● Given exercise
Reproduce the lines of the records word for word, from the first line through the line containing "- svg-text:3.0: 3.0: [593, 74, 613, 90]", including both.

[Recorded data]
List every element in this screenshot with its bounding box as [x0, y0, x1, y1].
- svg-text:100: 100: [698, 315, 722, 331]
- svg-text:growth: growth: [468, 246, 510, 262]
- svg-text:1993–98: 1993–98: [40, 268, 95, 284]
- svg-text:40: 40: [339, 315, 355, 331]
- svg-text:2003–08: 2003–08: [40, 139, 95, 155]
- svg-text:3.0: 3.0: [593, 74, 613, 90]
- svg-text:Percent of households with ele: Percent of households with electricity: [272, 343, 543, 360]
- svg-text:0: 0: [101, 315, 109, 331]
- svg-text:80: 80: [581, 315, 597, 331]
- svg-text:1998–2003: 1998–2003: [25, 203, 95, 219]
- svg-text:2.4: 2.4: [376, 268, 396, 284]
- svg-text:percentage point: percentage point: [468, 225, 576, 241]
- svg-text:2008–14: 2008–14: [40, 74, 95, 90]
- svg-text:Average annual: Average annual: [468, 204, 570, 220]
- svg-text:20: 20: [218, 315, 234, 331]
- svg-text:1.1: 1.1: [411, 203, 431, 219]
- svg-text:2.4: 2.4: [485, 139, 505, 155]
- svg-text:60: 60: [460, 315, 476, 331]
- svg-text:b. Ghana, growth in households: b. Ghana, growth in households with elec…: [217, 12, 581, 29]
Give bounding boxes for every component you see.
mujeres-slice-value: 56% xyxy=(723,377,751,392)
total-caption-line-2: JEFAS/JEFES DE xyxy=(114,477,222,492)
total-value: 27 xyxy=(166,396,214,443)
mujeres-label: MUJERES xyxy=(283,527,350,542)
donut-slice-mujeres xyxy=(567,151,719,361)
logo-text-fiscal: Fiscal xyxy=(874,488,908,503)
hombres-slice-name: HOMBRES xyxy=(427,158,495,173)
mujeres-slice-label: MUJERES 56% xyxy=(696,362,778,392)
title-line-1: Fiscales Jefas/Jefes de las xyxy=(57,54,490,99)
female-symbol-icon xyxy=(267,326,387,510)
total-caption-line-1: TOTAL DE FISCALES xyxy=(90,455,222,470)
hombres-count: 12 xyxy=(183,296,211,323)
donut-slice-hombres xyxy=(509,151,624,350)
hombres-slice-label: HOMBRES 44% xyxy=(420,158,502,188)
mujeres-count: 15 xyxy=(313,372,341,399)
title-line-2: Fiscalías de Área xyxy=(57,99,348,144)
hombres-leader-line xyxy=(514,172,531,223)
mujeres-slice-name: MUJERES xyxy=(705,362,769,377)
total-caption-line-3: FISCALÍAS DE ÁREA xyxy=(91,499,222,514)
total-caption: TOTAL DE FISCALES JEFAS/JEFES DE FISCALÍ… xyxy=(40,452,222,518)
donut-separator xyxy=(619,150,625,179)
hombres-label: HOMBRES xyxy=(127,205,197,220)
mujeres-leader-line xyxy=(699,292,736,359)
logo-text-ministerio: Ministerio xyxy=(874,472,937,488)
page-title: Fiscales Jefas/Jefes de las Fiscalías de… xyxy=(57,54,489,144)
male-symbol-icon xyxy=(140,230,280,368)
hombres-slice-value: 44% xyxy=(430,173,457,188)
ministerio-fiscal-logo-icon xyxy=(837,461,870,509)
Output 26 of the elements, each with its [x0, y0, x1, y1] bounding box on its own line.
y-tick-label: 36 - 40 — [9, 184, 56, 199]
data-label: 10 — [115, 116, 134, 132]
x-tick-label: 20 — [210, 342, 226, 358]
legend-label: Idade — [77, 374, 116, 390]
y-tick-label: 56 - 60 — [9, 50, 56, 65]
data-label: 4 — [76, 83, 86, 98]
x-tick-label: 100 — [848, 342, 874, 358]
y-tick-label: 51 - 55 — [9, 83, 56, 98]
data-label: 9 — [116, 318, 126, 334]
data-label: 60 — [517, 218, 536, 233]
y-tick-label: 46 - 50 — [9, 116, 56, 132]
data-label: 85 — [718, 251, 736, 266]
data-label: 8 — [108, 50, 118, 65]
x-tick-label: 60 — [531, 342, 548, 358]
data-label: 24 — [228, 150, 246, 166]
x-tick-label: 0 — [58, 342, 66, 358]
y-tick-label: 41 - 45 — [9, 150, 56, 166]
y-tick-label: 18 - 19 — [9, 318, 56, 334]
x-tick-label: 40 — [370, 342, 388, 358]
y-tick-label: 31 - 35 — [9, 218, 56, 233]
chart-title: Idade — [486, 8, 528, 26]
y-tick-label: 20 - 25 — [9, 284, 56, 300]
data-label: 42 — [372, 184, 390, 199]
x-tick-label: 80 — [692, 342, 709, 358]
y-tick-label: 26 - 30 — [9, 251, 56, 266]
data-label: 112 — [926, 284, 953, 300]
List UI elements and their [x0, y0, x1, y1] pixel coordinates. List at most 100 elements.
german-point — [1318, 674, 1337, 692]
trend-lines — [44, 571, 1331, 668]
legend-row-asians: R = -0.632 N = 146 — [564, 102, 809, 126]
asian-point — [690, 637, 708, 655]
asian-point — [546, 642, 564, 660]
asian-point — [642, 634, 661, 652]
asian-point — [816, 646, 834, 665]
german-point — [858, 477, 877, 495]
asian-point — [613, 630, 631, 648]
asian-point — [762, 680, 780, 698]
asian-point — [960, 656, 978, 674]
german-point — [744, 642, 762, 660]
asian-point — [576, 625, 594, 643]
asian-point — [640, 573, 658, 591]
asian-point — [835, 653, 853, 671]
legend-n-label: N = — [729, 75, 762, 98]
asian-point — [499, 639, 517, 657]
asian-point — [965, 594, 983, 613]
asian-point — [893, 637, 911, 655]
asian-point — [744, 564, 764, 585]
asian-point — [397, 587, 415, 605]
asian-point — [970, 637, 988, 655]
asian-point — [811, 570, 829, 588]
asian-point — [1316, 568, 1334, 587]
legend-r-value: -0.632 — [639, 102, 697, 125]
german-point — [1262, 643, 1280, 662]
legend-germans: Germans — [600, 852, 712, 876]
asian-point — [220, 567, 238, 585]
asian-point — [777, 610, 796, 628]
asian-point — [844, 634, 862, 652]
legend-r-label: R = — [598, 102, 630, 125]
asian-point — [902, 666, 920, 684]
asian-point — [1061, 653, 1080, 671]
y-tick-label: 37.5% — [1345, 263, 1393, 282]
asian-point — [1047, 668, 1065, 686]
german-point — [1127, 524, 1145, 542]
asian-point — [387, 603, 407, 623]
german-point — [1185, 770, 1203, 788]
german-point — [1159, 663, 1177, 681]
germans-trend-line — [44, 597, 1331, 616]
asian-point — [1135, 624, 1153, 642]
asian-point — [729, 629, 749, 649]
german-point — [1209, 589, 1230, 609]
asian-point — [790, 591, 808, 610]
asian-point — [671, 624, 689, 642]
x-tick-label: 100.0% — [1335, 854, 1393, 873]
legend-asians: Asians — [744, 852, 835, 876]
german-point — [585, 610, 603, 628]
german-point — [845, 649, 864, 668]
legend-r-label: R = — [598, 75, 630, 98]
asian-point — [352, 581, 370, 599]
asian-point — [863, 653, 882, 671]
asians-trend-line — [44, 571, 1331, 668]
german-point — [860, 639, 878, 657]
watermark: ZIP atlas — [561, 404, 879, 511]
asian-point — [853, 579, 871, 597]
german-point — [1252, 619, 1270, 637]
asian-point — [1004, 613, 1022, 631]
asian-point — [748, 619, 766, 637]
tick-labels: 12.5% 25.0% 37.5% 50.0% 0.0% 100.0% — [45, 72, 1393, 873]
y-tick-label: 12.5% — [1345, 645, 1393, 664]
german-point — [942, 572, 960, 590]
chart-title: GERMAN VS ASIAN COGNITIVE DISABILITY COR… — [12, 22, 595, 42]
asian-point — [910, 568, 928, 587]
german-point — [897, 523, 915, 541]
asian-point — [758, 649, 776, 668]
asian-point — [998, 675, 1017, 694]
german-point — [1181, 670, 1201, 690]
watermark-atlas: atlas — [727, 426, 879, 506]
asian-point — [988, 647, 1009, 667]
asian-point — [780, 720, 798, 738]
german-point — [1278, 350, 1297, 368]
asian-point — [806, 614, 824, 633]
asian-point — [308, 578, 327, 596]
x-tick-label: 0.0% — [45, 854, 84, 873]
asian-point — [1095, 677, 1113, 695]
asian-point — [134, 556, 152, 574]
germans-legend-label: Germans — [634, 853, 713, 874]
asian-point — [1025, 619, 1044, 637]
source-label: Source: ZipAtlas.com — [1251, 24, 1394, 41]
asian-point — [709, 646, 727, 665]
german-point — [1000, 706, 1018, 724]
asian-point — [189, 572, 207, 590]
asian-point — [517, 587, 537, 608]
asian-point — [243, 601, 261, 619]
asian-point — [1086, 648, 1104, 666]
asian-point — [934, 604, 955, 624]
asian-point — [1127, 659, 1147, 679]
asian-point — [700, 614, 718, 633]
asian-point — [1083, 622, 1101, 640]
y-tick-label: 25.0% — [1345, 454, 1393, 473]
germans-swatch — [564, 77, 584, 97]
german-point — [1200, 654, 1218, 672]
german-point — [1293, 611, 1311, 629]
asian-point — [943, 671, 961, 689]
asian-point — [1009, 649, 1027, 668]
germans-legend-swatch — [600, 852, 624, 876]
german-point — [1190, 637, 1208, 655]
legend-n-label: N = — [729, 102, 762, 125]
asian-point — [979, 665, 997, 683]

● Written answer
List every element in this screenshot with its bounding box as [x0, y0, x1, y1].
- svg-text:100: 100: [698, 315, 722, 331]
- svg-text:growth: growth: [468, 246, 510, 262]
- svg-text:1993–98: 1993–98: [40, 268, 95, 284]
- svg-text:40: 40: [339, 315, 355, 331]
- svg-text:2003–08: 2003–08: [40, 139, 95, 155]
- svg-text:3.0: 3.0: [593, 74, 613, 90]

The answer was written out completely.